TO DO: Extract every line of the material that holds the string "Matlock".

(Stored items from a collection)
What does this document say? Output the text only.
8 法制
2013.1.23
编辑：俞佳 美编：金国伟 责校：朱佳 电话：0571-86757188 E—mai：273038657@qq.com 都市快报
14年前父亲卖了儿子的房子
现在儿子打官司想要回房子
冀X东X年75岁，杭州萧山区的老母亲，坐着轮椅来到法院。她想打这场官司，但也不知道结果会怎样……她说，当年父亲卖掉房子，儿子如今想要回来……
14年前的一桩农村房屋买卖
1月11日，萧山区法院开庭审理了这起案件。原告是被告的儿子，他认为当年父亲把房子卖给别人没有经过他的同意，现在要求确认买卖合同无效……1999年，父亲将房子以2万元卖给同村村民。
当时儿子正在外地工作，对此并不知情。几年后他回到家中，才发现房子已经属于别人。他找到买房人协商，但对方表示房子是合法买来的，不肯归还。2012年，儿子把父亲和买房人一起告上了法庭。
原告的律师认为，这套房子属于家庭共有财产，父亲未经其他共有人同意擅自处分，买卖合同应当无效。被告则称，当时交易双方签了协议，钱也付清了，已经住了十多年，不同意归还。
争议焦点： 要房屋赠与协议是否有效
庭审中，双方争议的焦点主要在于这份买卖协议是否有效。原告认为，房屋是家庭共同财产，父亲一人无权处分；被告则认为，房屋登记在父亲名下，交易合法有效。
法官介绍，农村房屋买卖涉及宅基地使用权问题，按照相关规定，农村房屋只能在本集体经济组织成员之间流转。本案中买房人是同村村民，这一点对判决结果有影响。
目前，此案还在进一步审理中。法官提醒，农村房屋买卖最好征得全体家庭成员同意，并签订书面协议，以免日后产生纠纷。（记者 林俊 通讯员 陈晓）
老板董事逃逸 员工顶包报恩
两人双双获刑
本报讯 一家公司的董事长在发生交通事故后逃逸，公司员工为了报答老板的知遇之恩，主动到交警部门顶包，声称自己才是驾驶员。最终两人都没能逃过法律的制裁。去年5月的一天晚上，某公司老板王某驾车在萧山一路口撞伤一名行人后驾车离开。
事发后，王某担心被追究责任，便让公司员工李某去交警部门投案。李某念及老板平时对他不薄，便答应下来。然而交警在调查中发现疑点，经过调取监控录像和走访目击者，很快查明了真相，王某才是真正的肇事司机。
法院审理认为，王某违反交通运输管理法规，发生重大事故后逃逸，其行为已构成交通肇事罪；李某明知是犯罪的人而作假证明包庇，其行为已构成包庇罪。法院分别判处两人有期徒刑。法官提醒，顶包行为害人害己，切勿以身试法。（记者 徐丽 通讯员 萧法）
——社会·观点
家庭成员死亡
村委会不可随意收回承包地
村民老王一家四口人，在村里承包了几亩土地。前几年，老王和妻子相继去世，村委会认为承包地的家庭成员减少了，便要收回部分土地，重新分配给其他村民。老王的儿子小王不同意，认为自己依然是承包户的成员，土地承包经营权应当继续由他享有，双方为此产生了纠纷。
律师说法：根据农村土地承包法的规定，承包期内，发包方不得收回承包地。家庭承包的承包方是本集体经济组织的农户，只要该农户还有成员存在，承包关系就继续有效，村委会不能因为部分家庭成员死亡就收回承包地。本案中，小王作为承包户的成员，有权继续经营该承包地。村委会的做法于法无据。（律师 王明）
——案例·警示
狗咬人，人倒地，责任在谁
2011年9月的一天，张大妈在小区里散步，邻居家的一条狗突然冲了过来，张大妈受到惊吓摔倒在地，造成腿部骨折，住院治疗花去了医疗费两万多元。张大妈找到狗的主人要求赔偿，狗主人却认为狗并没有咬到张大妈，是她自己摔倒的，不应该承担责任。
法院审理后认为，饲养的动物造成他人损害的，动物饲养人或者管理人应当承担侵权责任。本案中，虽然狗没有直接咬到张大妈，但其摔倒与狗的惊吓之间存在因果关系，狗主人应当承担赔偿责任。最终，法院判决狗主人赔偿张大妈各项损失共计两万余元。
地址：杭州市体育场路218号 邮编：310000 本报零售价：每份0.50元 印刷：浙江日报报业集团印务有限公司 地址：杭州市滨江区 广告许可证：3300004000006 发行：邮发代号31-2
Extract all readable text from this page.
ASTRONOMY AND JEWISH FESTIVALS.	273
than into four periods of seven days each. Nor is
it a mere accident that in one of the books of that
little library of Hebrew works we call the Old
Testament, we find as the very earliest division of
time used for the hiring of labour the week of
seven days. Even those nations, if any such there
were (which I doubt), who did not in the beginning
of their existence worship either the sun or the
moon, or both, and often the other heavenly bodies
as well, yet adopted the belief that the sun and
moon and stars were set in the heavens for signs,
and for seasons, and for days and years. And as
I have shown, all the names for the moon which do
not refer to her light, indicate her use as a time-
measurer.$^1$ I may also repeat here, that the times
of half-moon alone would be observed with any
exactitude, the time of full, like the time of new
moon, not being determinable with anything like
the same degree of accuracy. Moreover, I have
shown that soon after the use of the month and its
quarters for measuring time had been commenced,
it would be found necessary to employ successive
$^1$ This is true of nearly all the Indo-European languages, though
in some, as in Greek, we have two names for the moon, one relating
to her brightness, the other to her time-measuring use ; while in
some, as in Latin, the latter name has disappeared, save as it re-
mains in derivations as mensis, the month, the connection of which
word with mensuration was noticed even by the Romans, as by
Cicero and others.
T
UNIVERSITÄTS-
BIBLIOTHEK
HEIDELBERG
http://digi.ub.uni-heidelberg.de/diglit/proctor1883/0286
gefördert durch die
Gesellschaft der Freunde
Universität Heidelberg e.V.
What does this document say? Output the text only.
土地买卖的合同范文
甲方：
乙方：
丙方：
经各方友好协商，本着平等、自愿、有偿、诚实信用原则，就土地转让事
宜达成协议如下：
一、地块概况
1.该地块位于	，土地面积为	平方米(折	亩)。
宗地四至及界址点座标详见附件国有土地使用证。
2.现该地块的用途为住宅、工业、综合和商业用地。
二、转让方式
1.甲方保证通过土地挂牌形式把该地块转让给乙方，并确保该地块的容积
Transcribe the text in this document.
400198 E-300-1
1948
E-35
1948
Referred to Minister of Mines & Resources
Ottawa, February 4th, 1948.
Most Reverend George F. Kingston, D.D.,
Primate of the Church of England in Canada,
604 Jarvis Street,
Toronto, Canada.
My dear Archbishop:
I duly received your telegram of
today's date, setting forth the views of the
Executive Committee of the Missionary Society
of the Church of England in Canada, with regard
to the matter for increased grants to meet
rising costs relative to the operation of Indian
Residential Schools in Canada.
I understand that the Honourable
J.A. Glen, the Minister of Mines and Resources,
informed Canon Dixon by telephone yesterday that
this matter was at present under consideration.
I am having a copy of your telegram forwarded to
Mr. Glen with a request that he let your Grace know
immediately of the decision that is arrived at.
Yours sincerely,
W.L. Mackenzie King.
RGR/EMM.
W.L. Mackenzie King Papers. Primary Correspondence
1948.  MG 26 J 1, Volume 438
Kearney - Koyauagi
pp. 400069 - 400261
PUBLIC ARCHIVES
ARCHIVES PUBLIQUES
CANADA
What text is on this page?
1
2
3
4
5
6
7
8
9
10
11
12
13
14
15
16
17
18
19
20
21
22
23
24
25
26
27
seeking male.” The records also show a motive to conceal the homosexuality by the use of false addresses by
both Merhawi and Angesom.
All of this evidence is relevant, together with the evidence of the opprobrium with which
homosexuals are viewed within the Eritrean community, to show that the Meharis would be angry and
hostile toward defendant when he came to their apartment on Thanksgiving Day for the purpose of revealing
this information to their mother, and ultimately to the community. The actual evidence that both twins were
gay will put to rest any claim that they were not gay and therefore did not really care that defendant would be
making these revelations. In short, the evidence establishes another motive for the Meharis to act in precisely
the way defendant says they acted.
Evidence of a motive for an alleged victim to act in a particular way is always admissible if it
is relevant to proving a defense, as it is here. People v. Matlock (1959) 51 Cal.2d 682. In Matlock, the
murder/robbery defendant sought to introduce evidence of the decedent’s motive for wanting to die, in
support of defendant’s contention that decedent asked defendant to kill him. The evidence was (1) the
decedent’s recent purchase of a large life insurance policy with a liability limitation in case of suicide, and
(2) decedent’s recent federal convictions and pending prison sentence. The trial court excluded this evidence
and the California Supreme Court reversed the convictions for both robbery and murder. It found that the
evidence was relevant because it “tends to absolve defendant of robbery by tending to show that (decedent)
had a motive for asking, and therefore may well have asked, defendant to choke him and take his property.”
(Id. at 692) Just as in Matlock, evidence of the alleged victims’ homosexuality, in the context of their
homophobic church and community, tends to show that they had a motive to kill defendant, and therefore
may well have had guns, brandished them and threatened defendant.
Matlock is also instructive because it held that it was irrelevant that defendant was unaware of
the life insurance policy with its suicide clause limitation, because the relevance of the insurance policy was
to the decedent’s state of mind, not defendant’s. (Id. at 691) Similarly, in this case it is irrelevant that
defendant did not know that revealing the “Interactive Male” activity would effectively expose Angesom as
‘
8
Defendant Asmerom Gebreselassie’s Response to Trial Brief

SOLVED PROBLEM:
is relevant to proving a defense, as it is here. People v. Matlock (1959) 51 Cal.2d 682. In Matlock, the
(Id. at 692) Just as in Matlock, evidence of the alleged victims’ homosexuality, in the context of their
Matlock is also instructive because it held that it was irrelevant that defendant was unaware of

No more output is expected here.